### STORED ROWS
START

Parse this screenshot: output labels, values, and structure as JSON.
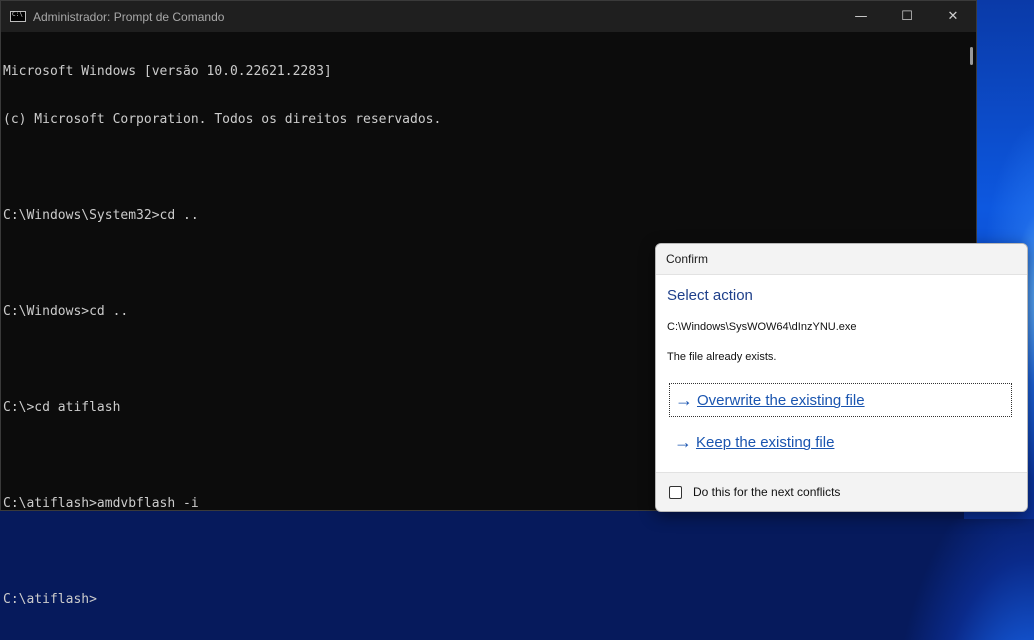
{
  "window": {
    "title": "Administrador: Prompt de Comando",
    "controls": {
      "minimize": "—",
      "maximize": "☐",
      "close": "✕"
    }
  },
  "console": {
    "lines": [
      "Microsoft Windows [versão 10.0.22621.2283]",
      "(c) Microsoft Corporation. Todos os direitos reservados.",
      "",
      "C:\\Windows\\System32>cd ..",
      "",
      "C:\\Windows>cd ..",
      "",
      "C:\\>cd atiflash",
      "",
      "C:\\atiflash>amdvbflash -i",
      "",
      "C:\\atiflash>"
    ]
  },
  "dialog": {
    "title": "Confirm",
    "heading": "Select action",
    "path": "C:\\Windows\\SysWOW64\\dInzYNU.exe",
    "message": "The file already exists.",
    "actions": [
      {
        "label": "Overwrite the existing file",
        "icon": "arrow-right-icon"
      },
      {
        "label": "Keep the existing file",
        "icon": "arrow-right-icon"
      }
    ],
    "checkbox_label": "Do this for the next conflicts",
    "checkbox_checked": false
  },
  "colors": {
    "console_bg": "#0c0c0c",
    "console_text": "#cccccc",
    "link_blue": "#1a55b0",
    "heading_blue": "#1e3f8a"
  }
}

END

### GIVEN EXERCISE
Please list every line of the records that contains "title".

### ANSWER FOR THIS EXERCISE
    "title": "Administrador: Prompt de Comando",
    "title": "Confirm",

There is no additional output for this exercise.